Find the string "than" in the data, then copy every line where it is found.

Material for this exercise —
******

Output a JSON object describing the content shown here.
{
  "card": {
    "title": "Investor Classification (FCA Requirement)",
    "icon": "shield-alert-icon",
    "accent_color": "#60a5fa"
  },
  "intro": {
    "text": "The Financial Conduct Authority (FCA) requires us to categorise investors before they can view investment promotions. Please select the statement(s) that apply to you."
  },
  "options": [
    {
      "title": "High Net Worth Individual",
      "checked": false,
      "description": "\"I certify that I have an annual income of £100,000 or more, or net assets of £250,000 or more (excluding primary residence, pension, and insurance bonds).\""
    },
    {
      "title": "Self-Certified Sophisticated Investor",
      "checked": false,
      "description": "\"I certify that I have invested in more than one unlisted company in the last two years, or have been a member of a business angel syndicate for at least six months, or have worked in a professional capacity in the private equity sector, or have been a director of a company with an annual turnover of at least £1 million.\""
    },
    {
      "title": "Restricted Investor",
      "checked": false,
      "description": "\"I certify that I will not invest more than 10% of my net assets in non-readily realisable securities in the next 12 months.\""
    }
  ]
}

******

Expected answer —
      "description": "\"I certify that I have invested in more than one unlisted company in the last two years, or have been a member of a business angel syndicate for at least six months, or have worked in a professional capacity in the private equity sector, or have been a director of a company with an annual turnover of at least £1 million.\""
      "description": "\"I certify that I will not invest more than 10% of my net assets in non-readily realisable securities in the next 12 months.\""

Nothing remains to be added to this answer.